Items from a figure collection:

------------------------------

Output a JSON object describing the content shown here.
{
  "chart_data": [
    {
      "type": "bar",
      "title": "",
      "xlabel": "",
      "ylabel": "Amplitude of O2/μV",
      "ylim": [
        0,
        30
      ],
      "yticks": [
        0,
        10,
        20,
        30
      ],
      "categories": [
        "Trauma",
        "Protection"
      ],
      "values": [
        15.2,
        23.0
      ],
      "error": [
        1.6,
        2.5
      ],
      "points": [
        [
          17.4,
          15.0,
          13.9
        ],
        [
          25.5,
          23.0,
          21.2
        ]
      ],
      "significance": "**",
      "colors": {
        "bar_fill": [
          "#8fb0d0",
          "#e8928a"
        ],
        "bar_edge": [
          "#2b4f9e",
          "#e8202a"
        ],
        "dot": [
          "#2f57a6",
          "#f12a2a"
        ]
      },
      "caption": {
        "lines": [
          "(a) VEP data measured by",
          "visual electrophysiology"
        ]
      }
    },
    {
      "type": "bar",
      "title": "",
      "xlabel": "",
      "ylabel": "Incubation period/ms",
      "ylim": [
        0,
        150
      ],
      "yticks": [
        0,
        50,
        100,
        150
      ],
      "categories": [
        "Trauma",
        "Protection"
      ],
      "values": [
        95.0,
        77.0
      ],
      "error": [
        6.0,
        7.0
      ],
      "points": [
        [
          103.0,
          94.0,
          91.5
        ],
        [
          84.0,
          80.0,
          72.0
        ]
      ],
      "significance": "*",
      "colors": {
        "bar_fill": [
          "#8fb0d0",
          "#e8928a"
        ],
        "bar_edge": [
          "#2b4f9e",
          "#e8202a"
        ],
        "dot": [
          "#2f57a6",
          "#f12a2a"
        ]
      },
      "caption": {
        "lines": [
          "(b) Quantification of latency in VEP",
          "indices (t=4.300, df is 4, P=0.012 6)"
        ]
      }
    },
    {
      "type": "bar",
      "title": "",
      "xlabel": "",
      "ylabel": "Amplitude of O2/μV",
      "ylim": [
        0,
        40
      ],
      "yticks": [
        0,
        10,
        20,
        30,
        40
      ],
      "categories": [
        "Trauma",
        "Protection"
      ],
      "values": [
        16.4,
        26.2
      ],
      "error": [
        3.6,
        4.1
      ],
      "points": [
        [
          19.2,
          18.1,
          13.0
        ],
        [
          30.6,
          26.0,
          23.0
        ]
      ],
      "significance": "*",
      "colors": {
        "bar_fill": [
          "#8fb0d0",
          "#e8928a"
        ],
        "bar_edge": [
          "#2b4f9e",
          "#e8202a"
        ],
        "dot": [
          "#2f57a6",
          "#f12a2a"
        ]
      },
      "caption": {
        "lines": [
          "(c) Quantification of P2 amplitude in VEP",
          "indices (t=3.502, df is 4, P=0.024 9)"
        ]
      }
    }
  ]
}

------------------------------

→ **WORK TO BE COMPLETED**
Reproduce every line of the material above exactly.

→ **RESULT OF THIS TASK**
Output a JSON object describing the content shown here.
{
  "chart_data": [
    {
      "type": "bar",
      "title": "",
      "xlabel": "",
      "ylabel": "Amplitude of O2/μV",
      "ylim": [
        0,
        30
      ],
      "yticks": [
        0,
        10,
        20,
        30
      ],
      "categories": [
        "Trauma",
        "Protection"
      ],
      "values": [
        15.2,
        23.0
      ],
      "error": [
        1.6,
        2.5
      ],
      "points": [
        [
          17.4,
          15.0,
          13.9
        ],
        [
          25.5,
          23.0,
          21.2
        ]
      ],
      "significance": "**",
      "colors": {
        "bar_fill": [
          "#8fb0d0",
          "#e8928a"
        ],
        "bar_edge": [
          "#2b4f9e",
          "#e8202a"
        ],
        "dot": [
          "#2f57a6",
          "#f12a2a"
        ]
      },
      "caption": {
        "lines": [
          "(a) VEP data measured by",
          "visual electrophysiology"
        ]
      }
    },
    {
      "type": "bar",
      "title": "",
      "xlabel": "",
      "ylabel": "Incubation period/ms",
      "ylim": [
        0,
        150
      ],
      "yticks": [
        0,
        50,
        100,
        150
      ],
      "categories": [
        "Trauma",
        "Protection"
      ],
      "values": [
        95.0,
        77.0
      ],
      "error": [
        6.0,
        7.0
      ],
      "points": [
        [
          103.0,
          94.0,
          91.5
        ],
        [
          84.0,
          80.0,
          72.0
        ]
      ],
      "significance": "*",
      "colors": {
        "bar_fill": [
          "#8fb0d0",
          "#e8928a"
        ],
        "bar_edge": [
          "#2b4f9e",
          "#e8202a"
        ],
        "dot": [
          "#2f57a6",
          "#f12a2a"
        ]
      },
      "caption": {
        "lines": [
          "(b) Quantification of latency in VEP",
          "indices (t=4.300, df is 4, P=0.012 6)"
        ]
      }
    },
    {
      "type": "bar",
      "title": "",
      "xlabel": "",
      "ylabel": "Amplitude of O2/μV",
      "ylim": [
        0,
        40
      ],
      "yticks": [
        0,
        10,
        20,
        30,
        40
      ],
      "categories": [
        "Trauma",
        "Protection"
      ],
      "values": [
        16.4,
        26.2
      ],
      "error": [
        3.6,
        4.1
      ],
      "points": [
        [
          19.2,
          18.1,
          13.0
        ],
        [
          30.6,
          26.0,
          23.0
        ]
      ],
      "significance": "*",
      "colors": {
        "bar_fill": [
          "#8fb0d0",
          "#e8928a"
        ],
        "bar_edge": [
          "#2b4f9e",
          "#e8202a"
        ],
        "dot": [
          "#2f57a6",
          "#f12a2a"
        ]
      },
      "caption": {
        "lines": [
          "(c) Quantification of P2 amplitude in VEP",
          "indices (t=3.502, df is 4, P=0.024 9)"
        ]
      }
    }
  ]
}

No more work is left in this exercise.